(Items from a figure collection)

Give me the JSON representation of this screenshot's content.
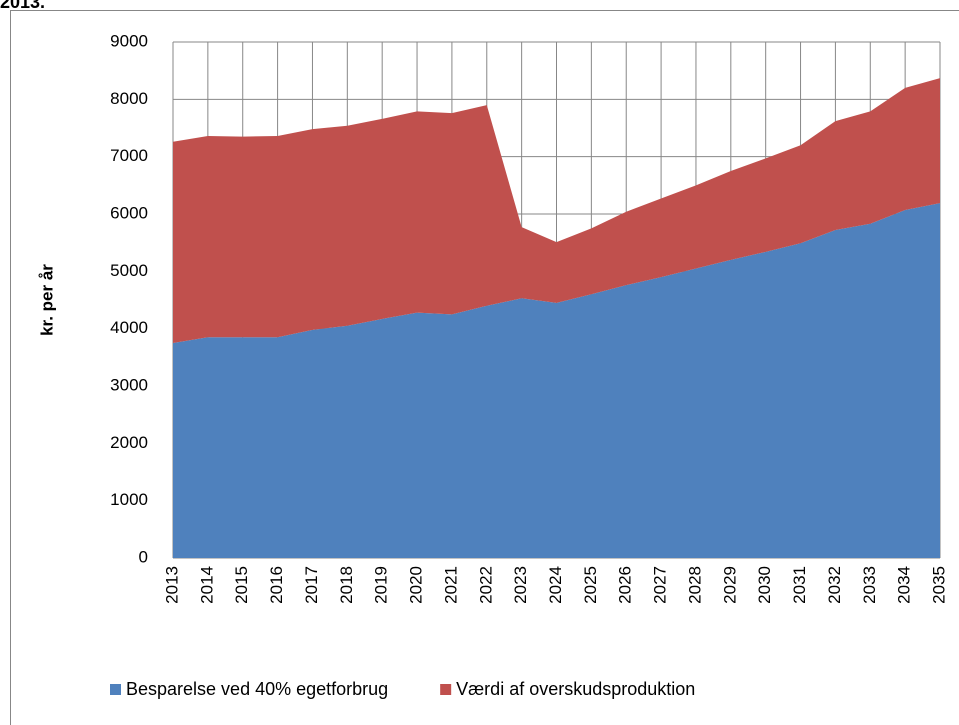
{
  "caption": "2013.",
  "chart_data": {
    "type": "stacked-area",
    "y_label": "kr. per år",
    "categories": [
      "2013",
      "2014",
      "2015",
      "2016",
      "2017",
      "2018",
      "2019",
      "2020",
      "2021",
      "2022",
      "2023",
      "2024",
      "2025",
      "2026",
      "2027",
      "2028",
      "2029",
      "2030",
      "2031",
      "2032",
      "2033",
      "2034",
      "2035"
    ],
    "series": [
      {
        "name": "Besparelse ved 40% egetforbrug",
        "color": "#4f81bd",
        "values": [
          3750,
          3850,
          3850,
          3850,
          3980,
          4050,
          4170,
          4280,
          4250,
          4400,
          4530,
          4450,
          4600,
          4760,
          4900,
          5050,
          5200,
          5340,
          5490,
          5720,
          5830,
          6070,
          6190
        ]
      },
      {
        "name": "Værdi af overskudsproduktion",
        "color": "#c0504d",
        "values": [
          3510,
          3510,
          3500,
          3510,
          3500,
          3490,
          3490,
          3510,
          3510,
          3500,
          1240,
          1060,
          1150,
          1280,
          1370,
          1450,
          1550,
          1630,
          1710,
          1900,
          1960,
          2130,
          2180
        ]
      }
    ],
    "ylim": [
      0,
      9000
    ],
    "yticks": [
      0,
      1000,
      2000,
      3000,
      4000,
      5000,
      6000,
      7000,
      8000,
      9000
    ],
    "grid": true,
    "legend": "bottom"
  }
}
---
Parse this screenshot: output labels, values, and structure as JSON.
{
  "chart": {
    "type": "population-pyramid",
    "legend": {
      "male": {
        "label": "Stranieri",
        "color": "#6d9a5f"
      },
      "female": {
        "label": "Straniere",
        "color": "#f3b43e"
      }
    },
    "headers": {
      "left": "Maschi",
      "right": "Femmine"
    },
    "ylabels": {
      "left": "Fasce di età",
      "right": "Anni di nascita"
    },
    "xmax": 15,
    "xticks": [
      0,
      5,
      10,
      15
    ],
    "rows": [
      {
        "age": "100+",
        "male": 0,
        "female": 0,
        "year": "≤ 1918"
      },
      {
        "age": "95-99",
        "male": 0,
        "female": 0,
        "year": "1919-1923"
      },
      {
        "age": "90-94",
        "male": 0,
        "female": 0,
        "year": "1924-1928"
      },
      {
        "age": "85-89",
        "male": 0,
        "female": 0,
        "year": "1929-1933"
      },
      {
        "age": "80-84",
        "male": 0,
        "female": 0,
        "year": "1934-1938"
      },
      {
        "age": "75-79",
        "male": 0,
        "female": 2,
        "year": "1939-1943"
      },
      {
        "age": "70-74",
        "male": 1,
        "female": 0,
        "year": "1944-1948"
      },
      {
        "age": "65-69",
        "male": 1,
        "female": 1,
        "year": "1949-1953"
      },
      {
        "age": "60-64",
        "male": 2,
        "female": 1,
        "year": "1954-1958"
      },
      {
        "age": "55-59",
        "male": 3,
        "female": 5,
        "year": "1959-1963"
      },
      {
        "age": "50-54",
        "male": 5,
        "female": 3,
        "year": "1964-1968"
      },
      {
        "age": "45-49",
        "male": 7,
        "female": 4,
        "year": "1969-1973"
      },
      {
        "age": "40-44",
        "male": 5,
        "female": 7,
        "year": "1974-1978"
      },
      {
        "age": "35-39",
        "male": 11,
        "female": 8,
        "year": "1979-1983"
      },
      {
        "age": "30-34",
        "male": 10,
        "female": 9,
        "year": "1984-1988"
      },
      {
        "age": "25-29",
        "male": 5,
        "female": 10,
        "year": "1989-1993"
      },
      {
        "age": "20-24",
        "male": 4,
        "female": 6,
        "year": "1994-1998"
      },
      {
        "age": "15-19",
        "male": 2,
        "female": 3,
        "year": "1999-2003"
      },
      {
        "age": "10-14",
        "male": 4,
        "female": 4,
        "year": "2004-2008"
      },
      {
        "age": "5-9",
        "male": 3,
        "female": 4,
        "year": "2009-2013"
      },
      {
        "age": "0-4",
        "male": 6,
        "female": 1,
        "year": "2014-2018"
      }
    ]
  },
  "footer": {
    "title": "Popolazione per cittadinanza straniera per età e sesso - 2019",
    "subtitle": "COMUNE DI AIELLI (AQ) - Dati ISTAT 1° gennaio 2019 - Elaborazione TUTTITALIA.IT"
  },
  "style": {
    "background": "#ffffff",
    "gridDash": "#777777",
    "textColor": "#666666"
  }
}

WHAT IS NEEDED:
Look through the entries above and report each line where the string "JSON" occurs.

THE REPLY:
Give me the JSON representation of this screenshot's content.
Parse this screenshot: output labels, values, and structure as JSON.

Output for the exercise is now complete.